> _Task directions_: Set out every line of the records below as a numbered list, leaving out any blank lines.

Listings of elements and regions
________________________

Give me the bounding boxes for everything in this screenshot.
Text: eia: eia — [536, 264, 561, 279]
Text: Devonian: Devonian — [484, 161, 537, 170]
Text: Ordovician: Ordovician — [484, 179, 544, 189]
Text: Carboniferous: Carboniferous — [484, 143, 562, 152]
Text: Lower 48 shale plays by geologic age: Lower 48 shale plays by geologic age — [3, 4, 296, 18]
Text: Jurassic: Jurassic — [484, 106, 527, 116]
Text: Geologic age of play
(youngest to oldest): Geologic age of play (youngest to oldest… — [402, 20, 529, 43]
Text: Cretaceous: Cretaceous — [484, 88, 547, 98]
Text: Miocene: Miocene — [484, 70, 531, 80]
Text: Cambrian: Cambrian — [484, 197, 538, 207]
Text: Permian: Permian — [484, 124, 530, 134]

________________________

> _Answer for this exercise_:
1. Give me the bounding boxes for everything in this screenshot.
2. Text: eia: eia — [536, 264, 561, 279]
3. Text: Devonian: Devonian — [484, 161, 537, 170]
4. Text: Ordovician: Ordovician — [484, 179, 544, 189]
5. Text: Carboniferous: Carboniferous — [484, 143, 562, 152]
6. Text: Lower 48 shale plays by geologic age: Lower 48 shale plays by geologic age — [3, 4, 296, 18]
7. Text: Jurassic: Jurassic — [484, 106, 527, 116]
8. Text: Geologic age of play
9. (youngest to oldest): Geologic age of play (youngest to oldest… — [402, 20, 529, 43]
10. Text: Cretaceous: Cretaceous — [484, 88, 547, 98]
11. Text: Miocene: Miocene — [484, 70, 531, 80]
12. Text: Cambrian: Cambrian — [484, 197, 538, 207]
13. Text: Permian: Permian — [484, 124, 530, 134]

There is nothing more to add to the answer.